(Source records)
- - - -

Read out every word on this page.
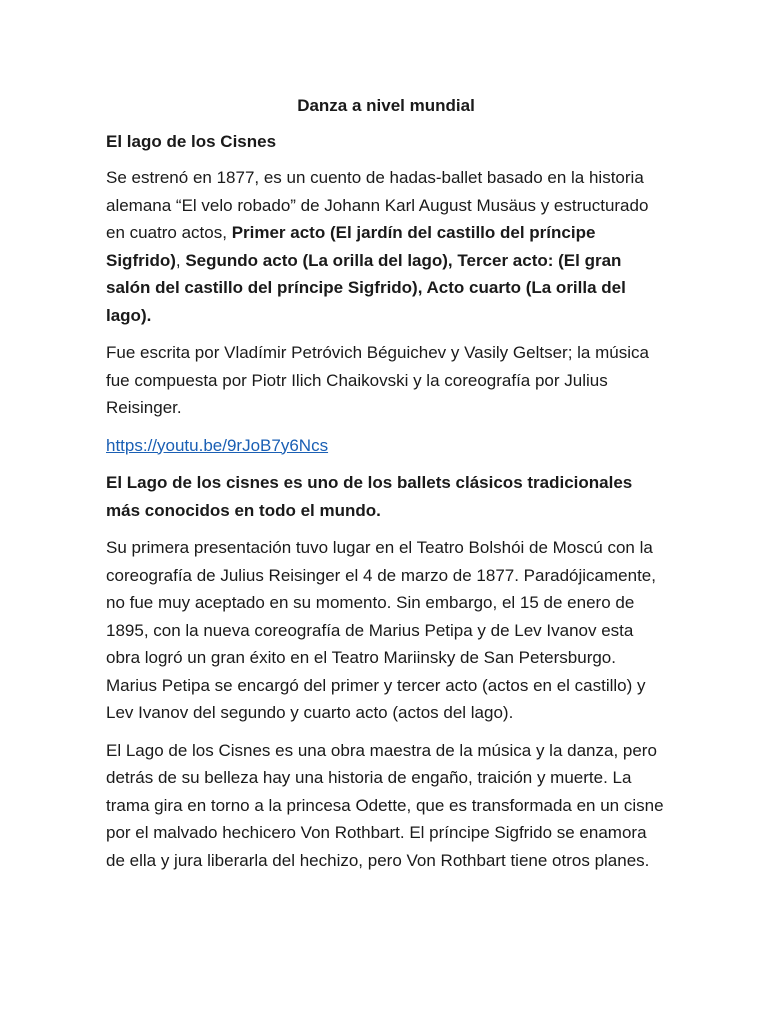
Danza a nivel mundial
El lago de los Cisnes

Se estrenó en 1877, es un cuento de hadas-ballet basado en la historia alemana “El velo robado” de Johann Karl August Musäus y estructurado en cuatro actos, Primer acto (El jardín del castillo del príncipe Sigfrido), Segundo acto (La orilla del lago), Tercer acto: (El gran salón del castillo del príncipe Sigfrido), Acto cuarto (La orilla del lago).

Fue escrita por Vladímir Petróvich Béguichev y Vasily Geltser; la música fue compuesta por Piotr Ilich Chaikovski y la coreografía por Julius Reisinger.

https://youtu.be/9rJoB7y6Ncs

El Lago de los cisnes es uno de los ballets clásicos tradicionales más conocidos en todo el mundo.

Su primera presentación tuvo lugar en el Teatro Bolshói de Moscú con la coreografía de Julius Reisinger el 4 de marzo de 1877. Paradójicamente, no fue muy aceptado en su momento. Sin embargo, el 15 de enero de 1895, con la nueva coreografía de Marius Petipa y de Lev Ivanov esta obra logró un gran éxito en el Teatro Mariinsky de San Petersburgo. Marius Petipa se encargó del primer y tercer acto (actos en el castillo) y Lev Ivanov del segundo y cuarto acto (actos del lago).

El Lago de los Cisnes es una obra maestra de la música y la danza, pero detrás de su belleza hay una historia de engaño, traición y muerte. La trama gira en torno a la princesa Odette, que es transformada en un cisne por el malvado hechicero Von Rothbart. El príncipe Sigfrido se enamora de ella y jura liberarla del hechizo, pero Von Rothbart tiene otros planes.
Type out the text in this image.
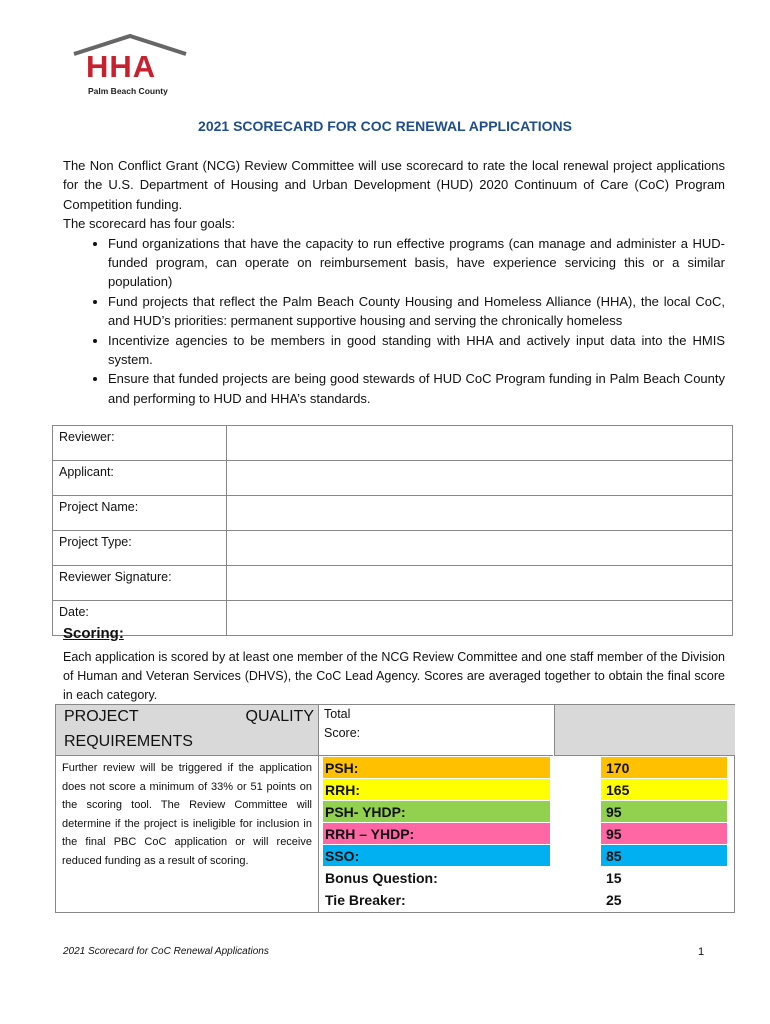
HHA
Palm Beach County
2021 SCORECARD FOR COC RENEWAL APPLICATIONS

The Non Conflict Grant (NCG) Review Committee will use scorecard to rate the local renewal project applications for the U.S. Department of Housing and Urban Development (HUD) 2020 Continuum of Care (CoC) Program Competition funding.

The scorecard has four goals:

• Fund organizations that have the capacity to run effective programs (can manage and administer a HUD-funded program, can operate on reimbursement basis, have experience servicing this or a similar population)
• Fund projects that reflect the Palm Beach County Housing and Homeless Alliance (HHA), the local CoC, and HUD’s priorities: permanent supportive housing and serving the chronically homeless
• Incentivize agencies to be members in good standing with HHA and actively input data into the HMIS system.
• Ensure that funded projects are being good stewards of HUD CoC Program funding in Palm Beach County and performing to HUD and HHA’s standards.
Reviewer:	
Applicant:	
Project Name:	
Project Type:	
Reviewer Signature:	
Date:	
Scoring:

Each application is scored by at least one member of the NCG Review Committee and one staff member of the Division of Human and Veteran Services (DHVS), the CoC Lead Agency. Scores are averaged together to obtain the final score in each category.

PROJECT	QUALITY
REQUIREMENTS
Total
Score:
Further review will be triggered if the application does not score a minimum of 33% or 51 points on the scoring tool. The Review Committee will determine if the project is ineligible for inclusion in the final PBC CoC application or will receive reduced funding as a result of scoring.
PSH:	170
RRH:	165
PSH- YHDP:	95
RRH – YHDP:	95
SSO:	85
Bonus Question:	15
Tie Breaker:	25
2021 Scorecard for CoC Renewal Applications	1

- - - -

• The request: Could you repeat all of the material exactly? Pictures should not be copied.

• Complete response:
Read out every word on this page.
Danza a nivel mundial
El lago de los Cisnes

Se estrenó en 1877, es un cuento de hadas-ballet basado en la historia alemana “El velo robado” de Johann Karl August Musäus y estructurado en cuatro actos, Primer acto (El jardín del castillo del príncipe Sigfrido), Segundo acto (La orilla del lago), Tercer acto: (El gran salón del castillo del príncipe Sigfrido), Acto cuarto (La orilla del lago).

Fue escrita por Vladímir Petróvich Béguichev y Vasily Geltser; la música fue compuesta por Piotr Ilich Chaikovski y la coreografía por Julius Reisinger.

https://youtu.be/9rJoB7y6Ncs

El Lago de los cisnes es uno de los ballets clásicos tradicionales más conocidos en todo el mundo.

Su primera presentación tuvo lugar en el Teatro Bolshói de Moscú con la coreografía de Julius Reisinger el 4 de marzo de 1877. Paradójicamente, no fue muy aceptado en su momento. Sin embargo, el 15 de enero de 1895, con la nueva coreografía de Marius Petipa y de Lev Ivanov esta obra logró un gran éxito en el Teatro Mariinsky de San Petersburgo. Marius Petipa se encargó del primer y tercer acto (actos en el castillo) y Lev Ivanov del segundo y cuarto acto (actos del lago).

El Lago de los Cisnes es una obra maestra de la música y la danza, pero detrás de su belleza hay una historia de engaño, traición y muerte. La trama gira en torno a la princesa Odette, que es transformada en un cisne por el malvado hechicero Von Rothbart. El príncipe Sigfrido se enamora de ella y jura liberarla del hechizo, pero Von Rothbart tiene otros planes.
Type out the text in this image.
HHA
Palm Beach County
2021 SCORECARD FOR COC RENEWAL APPLICATIONS

The Non Conflict Grant (NCG) Review Committee will use scorecard to rate the local renewal project applications for the U.S. Department of Housing and Urban Development (HUD) 2020 Continuum of Care (CoC) Program Competition funding.

The scorecard has four goals:

• Fund organizations that have the capacity to run effective programs (can manage and administer a HUD-funded program, can operate on reimbursement basis, have experience servicing this or a similar population)
• Fund projects that reflect the Palm Beach County Housing and Homeless Alliance (HHA), the local CoC, and HUD’s priorities: permanent supportive housing and serving the chronically homeless
• Incentivize agencies to be members in good standing with HHA and actively input data into the HMIS system.
• Ensure that funded projects are being good stewards of HUD CoC Program funding in Palm Beach County and performing to HUD and HHA’s standards.
Reviewer:	
Applicant:	
Project Name:	
Project Type:	
Reviewer Signature:	
Date:	
Scoring:

Each application is scored by at least one member of the NCG Review Committee and one staff member of the Division of Human and Veteran Services (DHVS), the CoC Lead Agency. Scores are averaged together to obtain the final score in each category.

PROJECT	QUALITY
REQUIREMENTS
Total
Score:
Further review will be triggered if the application does not score a minimum of 33% or 51 points on the scoring tool. The Review Committee will determine if the project is ineligible for inclusion in the final PBC CoC application or will receive reduced funding as a result of scoring.
PSH:	170
RRH:	165
PSH- YHDP:	95
RRH – YHDP:	95
SSO:	85
Bonus Question:	15
Tie Breaker:	25
2021 Scorecard for CoC Renewal Applications	1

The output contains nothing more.